>> BEGIN

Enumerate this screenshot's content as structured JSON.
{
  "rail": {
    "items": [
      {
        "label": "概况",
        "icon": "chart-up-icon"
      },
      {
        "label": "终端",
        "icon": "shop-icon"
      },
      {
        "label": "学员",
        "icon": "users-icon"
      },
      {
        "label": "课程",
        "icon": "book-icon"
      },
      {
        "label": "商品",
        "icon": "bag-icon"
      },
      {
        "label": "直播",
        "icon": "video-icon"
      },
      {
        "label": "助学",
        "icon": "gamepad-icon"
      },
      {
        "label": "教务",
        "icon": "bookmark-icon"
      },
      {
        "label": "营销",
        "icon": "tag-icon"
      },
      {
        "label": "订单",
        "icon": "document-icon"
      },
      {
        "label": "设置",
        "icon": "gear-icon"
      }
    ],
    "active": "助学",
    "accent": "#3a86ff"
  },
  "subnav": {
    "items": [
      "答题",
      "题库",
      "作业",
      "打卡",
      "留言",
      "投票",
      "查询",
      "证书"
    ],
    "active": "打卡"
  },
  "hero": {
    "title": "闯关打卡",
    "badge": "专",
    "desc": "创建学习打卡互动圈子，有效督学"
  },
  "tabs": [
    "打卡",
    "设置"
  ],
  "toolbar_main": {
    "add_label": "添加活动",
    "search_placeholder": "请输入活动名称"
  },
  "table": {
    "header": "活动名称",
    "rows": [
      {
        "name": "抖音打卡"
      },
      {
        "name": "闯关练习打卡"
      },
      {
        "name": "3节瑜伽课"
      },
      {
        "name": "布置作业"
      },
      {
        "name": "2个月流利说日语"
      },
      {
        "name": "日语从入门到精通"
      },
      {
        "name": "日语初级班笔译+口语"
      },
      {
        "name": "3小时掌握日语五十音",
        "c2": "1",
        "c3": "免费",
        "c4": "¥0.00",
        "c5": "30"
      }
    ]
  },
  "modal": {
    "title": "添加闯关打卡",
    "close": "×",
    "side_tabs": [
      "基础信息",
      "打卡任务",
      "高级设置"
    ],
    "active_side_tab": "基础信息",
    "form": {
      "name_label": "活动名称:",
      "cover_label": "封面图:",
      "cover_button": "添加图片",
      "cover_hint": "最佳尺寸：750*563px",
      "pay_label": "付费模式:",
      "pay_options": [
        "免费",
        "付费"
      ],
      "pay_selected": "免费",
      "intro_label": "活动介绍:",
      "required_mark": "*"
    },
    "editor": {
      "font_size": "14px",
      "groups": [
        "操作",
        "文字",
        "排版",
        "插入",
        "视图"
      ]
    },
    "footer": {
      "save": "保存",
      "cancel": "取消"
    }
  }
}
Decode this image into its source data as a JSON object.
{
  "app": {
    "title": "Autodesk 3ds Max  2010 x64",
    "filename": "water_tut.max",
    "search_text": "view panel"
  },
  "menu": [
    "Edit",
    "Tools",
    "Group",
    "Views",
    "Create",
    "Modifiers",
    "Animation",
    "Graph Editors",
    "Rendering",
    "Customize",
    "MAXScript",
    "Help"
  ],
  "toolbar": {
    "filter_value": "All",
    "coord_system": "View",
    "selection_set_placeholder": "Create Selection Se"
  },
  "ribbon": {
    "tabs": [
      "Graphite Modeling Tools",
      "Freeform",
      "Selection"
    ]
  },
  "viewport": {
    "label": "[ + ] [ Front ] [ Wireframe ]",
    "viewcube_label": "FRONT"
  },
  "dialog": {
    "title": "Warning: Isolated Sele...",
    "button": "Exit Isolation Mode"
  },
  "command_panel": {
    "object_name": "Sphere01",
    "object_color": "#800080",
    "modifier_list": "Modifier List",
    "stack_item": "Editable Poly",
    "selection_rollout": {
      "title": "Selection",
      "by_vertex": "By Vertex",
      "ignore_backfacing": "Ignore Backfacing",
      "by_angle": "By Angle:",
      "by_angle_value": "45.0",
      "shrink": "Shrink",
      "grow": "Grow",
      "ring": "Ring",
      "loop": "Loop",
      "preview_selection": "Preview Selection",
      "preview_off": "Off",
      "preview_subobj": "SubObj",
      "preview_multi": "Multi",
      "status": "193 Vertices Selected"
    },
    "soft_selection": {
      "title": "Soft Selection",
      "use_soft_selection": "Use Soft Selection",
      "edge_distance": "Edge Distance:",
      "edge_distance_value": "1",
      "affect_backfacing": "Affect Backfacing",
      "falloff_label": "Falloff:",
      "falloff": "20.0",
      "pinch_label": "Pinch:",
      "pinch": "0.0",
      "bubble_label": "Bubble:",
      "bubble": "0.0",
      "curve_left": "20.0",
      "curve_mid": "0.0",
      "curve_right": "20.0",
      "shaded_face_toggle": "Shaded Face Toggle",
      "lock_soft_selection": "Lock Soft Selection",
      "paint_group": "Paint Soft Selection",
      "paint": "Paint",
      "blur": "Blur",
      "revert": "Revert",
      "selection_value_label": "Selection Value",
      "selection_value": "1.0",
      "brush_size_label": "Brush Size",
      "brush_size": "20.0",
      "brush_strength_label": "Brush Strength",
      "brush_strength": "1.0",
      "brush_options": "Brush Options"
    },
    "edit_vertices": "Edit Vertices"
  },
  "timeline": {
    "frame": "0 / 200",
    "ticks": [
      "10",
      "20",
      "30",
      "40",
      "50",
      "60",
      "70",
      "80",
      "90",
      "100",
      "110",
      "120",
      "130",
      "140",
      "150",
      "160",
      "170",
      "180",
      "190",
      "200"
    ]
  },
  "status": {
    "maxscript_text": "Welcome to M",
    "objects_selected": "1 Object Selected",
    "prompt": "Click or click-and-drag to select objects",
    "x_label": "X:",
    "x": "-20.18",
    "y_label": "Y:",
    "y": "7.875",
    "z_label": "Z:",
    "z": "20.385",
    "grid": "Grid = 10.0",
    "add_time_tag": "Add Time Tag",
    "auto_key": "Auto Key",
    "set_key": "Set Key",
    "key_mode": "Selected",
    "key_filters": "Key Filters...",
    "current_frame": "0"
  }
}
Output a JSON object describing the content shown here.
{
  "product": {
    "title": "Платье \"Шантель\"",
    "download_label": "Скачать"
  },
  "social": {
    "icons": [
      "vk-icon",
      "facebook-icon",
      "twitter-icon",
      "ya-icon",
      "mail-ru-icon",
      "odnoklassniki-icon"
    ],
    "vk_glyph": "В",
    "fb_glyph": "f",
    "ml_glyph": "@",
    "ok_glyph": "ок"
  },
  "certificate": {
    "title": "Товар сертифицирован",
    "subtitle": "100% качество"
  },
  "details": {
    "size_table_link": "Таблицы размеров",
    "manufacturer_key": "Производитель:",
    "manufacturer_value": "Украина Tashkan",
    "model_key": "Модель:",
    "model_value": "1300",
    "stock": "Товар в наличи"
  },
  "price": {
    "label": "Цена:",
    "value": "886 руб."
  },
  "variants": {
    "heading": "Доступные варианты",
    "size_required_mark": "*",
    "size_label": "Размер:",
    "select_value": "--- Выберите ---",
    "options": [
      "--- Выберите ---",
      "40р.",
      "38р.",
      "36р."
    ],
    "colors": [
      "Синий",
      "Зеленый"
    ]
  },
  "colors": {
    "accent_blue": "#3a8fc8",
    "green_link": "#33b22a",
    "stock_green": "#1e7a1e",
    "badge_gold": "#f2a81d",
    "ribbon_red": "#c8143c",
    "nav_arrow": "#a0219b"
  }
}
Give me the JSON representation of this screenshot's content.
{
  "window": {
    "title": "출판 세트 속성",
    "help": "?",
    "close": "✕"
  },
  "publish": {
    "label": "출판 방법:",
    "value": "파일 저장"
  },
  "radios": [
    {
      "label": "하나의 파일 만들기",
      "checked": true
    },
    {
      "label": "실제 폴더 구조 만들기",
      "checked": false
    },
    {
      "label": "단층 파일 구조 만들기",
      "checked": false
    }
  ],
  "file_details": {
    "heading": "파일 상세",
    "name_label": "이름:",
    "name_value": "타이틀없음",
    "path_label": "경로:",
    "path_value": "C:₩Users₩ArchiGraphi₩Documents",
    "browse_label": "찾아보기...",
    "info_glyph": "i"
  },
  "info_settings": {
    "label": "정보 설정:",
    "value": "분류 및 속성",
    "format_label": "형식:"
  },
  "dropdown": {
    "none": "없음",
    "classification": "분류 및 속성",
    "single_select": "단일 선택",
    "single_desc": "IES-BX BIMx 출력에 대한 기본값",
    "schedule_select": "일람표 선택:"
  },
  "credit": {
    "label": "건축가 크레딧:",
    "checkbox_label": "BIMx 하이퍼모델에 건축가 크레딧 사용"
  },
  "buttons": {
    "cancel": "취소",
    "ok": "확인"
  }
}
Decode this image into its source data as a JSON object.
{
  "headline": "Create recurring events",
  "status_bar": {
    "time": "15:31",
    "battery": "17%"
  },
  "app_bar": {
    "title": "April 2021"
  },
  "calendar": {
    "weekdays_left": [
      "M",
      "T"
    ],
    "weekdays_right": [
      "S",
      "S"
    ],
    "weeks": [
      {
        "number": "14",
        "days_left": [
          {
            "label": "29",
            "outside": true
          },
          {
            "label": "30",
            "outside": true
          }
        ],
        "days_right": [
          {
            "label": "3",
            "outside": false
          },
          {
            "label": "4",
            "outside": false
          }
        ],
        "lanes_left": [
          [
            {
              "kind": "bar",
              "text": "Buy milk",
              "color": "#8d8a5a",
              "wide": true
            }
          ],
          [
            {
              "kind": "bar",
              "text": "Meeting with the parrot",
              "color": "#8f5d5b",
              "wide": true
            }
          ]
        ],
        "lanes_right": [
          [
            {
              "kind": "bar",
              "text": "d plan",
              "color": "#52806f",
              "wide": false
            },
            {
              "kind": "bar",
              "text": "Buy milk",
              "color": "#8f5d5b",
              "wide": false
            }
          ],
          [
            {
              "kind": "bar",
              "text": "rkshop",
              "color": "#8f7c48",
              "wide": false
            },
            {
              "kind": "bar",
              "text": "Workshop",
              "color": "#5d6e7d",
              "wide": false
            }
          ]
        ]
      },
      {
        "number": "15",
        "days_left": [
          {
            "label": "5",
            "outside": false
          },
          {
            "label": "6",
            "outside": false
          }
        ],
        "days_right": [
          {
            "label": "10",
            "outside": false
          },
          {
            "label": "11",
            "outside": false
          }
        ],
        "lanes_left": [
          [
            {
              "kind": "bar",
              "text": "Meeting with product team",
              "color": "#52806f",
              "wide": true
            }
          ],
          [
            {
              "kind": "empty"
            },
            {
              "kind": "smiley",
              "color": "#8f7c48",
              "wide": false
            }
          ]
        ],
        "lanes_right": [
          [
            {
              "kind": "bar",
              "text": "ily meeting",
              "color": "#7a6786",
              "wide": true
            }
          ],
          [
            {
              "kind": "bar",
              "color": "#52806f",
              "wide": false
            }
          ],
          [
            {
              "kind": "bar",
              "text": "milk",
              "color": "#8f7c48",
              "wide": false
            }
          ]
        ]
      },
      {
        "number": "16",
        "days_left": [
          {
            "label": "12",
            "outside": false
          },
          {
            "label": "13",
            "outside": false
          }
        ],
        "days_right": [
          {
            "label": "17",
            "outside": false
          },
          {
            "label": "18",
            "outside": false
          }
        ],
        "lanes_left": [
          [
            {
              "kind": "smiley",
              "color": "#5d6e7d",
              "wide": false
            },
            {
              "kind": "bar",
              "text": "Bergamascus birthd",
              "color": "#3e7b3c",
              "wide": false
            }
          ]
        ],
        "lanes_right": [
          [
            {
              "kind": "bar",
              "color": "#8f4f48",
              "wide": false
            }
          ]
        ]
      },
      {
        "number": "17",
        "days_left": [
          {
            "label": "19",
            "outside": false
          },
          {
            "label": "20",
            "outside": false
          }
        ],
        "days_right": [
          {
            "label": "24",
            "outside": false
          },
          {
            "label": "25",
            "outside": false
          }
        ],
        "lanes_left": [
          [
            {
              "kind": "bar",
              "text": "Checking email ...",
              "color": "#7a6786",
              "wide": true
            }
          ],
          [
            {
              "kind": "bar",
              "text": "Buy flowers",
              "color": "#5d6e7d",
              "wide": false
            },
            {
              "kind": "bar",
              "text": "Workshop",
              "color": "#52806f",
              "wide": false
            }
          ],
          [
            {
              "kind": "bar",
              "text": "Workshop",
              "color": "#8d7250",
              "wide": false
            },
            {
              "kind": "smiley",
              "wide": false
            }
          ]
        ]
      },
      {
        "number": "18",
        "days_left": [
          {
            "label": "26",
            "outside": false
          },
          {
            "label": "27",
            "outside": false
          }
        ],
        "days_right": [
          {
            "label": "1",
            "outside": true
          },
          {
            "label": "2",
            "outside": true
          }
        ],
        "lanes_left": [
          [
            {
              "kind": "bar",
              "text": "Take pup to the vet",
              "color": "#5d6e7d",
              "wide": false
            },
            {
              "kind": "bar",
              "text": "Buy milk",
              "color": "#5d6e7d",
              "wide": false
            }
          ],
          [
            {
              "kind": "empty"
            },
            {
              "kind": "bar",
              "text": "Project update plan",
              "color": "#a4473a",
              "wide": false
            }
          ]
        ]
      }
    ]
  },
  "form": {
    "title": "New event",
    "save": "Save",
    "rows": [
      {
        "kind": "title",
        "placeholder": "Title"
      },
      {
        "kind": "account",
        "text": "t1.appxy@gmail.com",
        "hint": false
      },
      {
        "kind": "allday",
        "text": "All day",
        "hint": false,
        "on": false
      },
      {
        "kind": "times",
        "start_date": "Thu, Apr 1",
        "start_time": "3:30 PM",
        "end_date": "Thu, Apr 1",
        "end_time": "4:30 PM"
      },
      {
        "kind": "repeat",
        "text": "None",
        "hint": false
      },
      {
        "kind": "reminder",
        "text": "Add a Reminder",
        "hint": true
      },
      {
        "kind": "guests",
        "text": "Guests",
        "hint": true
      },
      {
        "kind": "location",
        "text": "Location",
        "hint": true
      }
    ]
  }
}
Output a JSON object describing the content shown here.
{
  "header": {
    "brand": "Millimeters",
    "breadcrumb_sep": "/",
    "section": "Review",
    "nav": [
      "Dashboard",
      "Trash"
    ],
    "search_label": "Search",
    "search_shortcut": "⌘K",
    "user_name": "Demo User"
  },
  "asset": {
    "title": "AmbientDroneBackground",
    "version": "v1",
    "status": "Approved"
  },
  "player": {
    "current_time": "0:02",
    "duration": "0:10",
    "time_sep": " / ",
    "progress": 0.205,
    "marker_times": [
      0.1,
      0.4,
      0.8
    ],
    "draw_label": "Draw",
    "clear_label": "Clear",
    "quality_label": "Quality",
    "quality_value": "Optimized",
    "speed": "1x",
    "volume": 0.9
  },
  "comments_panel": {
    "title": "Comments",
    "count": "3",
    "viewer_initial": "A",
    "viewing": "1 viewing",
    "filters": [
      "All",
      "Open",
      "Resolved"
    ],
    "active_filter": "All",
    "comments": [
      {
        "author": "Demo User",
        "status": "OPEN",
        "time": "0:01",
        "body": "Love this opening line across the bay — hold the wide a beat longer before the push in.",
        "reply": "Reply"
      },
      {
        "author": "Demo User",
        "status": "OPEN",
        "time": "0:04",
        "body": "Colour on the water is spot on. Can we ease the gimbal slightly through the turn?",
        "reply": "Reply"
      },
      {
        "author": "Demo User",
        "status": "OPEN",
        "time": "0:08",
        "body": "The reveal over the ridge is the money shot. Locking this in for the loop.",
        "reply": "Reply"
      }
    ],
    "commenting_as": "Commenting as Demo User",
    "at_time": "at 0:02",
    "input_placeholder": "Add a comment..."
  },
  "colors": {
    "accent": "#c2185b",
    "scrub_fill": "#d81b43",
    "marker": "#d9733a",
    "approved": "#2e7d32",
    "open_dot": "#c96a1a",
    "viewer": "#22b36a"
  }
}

>> END

▸ The problem: Identify and list each line with the word "plan".

▸ Complete output:
              "text": "d plan",
              "text": "Project update plan",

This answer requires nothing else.